# Start of Data records

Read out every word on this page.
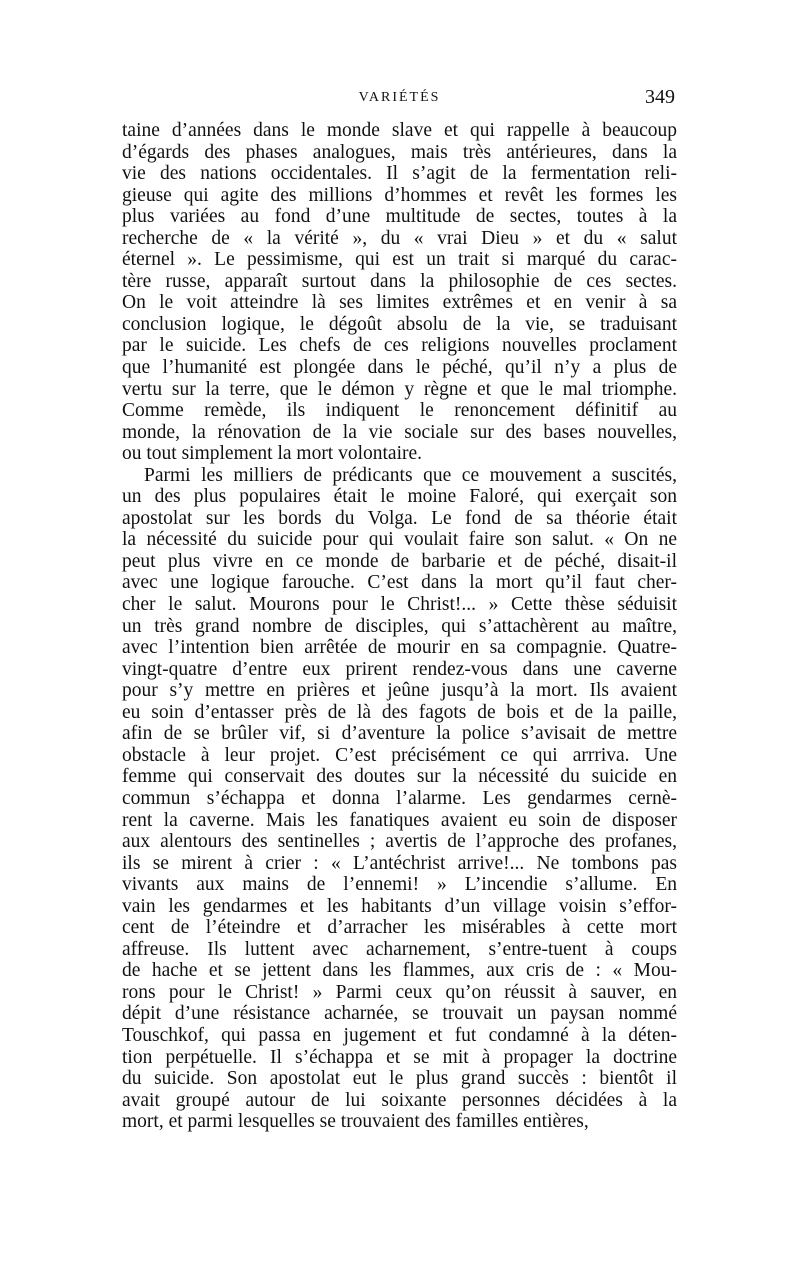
VARIÉTÉS	349
taine d’années dans le monde slave et qui rappelle à beaucoup
d’égards des phases analogues, mais très antérieures, dans la
vie des nations occidentales. Il s’agit de la fermentation reli-
gieuse qui agite des millions d’hommes et revêt les formes les
plus variées au fond d’une multitude de sectes, toutes à la
recherche de « la vérité », du « vrai Dieu » et du « salut
éternel ». Le pessimisme, qui est un trait si marqué du carac-
tère russe, apparaît surtout dans la philosophie de ces sectes.
On le voit atteindre là ses limites extrêmes et en venir à sa
conclusion logique, le dégoût absolu de la vie, se traduisant
par le suicide. Les chefs de ces religions nouvelles proclament
que l’humanité est plongée dans le péché, qu’il n’y a plus de
vertu sur la terre, que le démon y règne et que le mal triomphe.
Comme remède, ils indiquent le renoncement définitif au
monde, la rénovation de la vie sociale sur des bases nouvelles,
ou tout simplement la mort volontaire.
Parmi les milliers de prédicants que ce mouvement a suscités,
un des plus populaires était le moine Faloré, qui exerçait son
apostolat sur les bords du Volga. Le fond de sa théorie était
la nécessité du suicide pour qui voulait faire son salut. « On ne
peut plus vivre en ce monde de barbarie et de péché, disait-il
avec une logique farouche. C’est dans la mort qu’il faut cher-
cher le salut. Mourons pour le Christ!... » Cette thèse séduisit
un très grand nombre de disciples, qui s’attachèrent au maître,
avec l’intention bien arrêtée de mourir en sa compagnie. Quatre-
vingt-quatre d’entre eux prirent rendez-vous dans une caverne
pour s’y mettre en prières et jeûne jusqu’à la mort. Ils avaient
eu soin d’entasser près de là des fagots de bois et de la paille,
afin de se brûler vif, si d’aventure la police s’avisait de mettre
obstacle à leur projet. C’est précisément ce qui arrriva. Une
femme qui conservait des doutes sur la nécessité du suicide en
commun s’échappa et donna l’alarme. Les gendarmes cernè-
rent la caverne. Mais les fanatiques avaient eu soin de disposer
aux alentours des sentinelles ; avertis de l’approche des profanes,
ils se mirent à crier : « L’antéchrist arrive!... Ne tombons pas
vivants aux mains de l’ennemi! » L’incendie s’allume. En
vain les gendarmes et les habitants d’un village voisin s’effor-
cent de l’éteindre et d’arracher les misérables à cette mort
affreuse. Ils luttent avec acharnement, s’entre-tuent à coups
de hache et se jettent dans les flammes, aux cris de : « Mou-
rons pour le Christ! » Parmi ceux qu’on réussit à sauver, en
dépit d’une résistance acharnée, se trouvait un paysan nommé
Touschkof, qui passa en jugement et fut condamné à la déten-
tion perpétuelle. Il s’échappa et se mit à propager la doctrine
du suicide. Son apostolat eut le plus grand succès : bientôt il
avait groupé autour de lui soixante personnes décidées à la
mort, et parmi lesquelles se trouvaient des familles entières,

# End of Data records

§ **Exercise**:
In the copy, include no pictures; restate the listing above exactly.

§ **The reply**:
Read out every word on this page.
VARIÉTÉS	349
taine d’années dans le monde slave et qui rappelle à beaucoup
d’égards des phases analogues, mais très antérieures, dans la
vie des nations occidentales. Il s’agit de la fermentation reli-
gieuse qui agite des millions d’hommes et revêt les formes les
plus variées au fond d’une multitude de sectes, toutes à la
recherche de « la vérité », du « vrai Dieu » et du « salut
éternel ». Le pessimisme, qui est un trait si marqué du carac-
tère russe, apparaît surtout dans la philosophie de ces sectes.
On le voit atteindre là ses limites extrêmes et en venir à sa
conclusion logique, le dégoût absolu de la vie, se traduisant
par le suicide. Les chefs de ces religions nouvelles proclament
que l’humanité est plongée dans le péché, qu’il n’y a plus de
vertu sur la terre, que le démon y règne et que le mal triomphe.
Comme remède, ils indiquent le renoncement définitif au
monde, la rénovation de la vie sociale sur des bases nouvelles,
ou tout simplement la mort volontaire.
Parmi les milliers de prédicants que ce mouvement a suscités,
un des plus populaires était le moine Faloré, qui exerçait son
apostolat sur les bords du Volga. Le fond de sa théorie était
la nécessité du suicide pour qui voulait faire son salut. « On ne
peut plus vivre en ce monde de barbarie et de péché, disait-il
avec une logique farouche. C’est dans la mort qu’il faut cher-
cher le salut. Mourons pour le Christ!... » Cette thèse séduisit
un très grand nombre de disciples, qui s’attachèrent au maître,
avec l’intention bien arrêtée de mourir en sa compagnie. Quatre-
vingt-quatre d’entre eux prirent rendez-vous dans une caverne
pour s’y mettre en prières et jeûne jusqu’à la mort. Ils avaient
eu soin d’entasser près de là des fagots de bois et de la paille,
afin de se brûler vif, si d’aventure la police s’avisait de mettre
obstacle à leur projet. C’est précisément ce qui arrriva. Une
femme qui conservait des doutes sur la nécessité du suicide en
commun s’échappa et donna l’alarme. Les gendarmes cernè-
rent la caverne. Mais les fanatiques avaient eu soin de disposer
aux alentours des sentinelles ; avertis de l’approche des profanes,
ils se mirent à crier : « L’antéchrist arrive!... Ne tombons pas
vivants aux mains de l’ennemi! » L’incendie s’allume. En
vain les gendarmes et les habitants d’un village voisin s’effor-
cent de l’éteindre et d’arracher les misérables à cette mort
affreuse. Ils luttent avec acharnement, s’entre-tuent à coups
de hache et se jettent dans les flammes, aux cris de : « Mou-
rons pour le Christ! » Parmi ceux qu’on réussit à sauver, en
dépit d’une résistance acharnée, se trouvait un paysan nommé
Touschkof, qui passa en jugement et fut condamné à la déten-
tion perpétuelle. Il s’échappa et se mit à propager la doctrine
du suicide. Son apostolat eut le plus grand succès : bientôt il
avait groupé autour de lui soixante personnes décidées à la
mort, et parmi lesquelles se trouvaient des familles entières,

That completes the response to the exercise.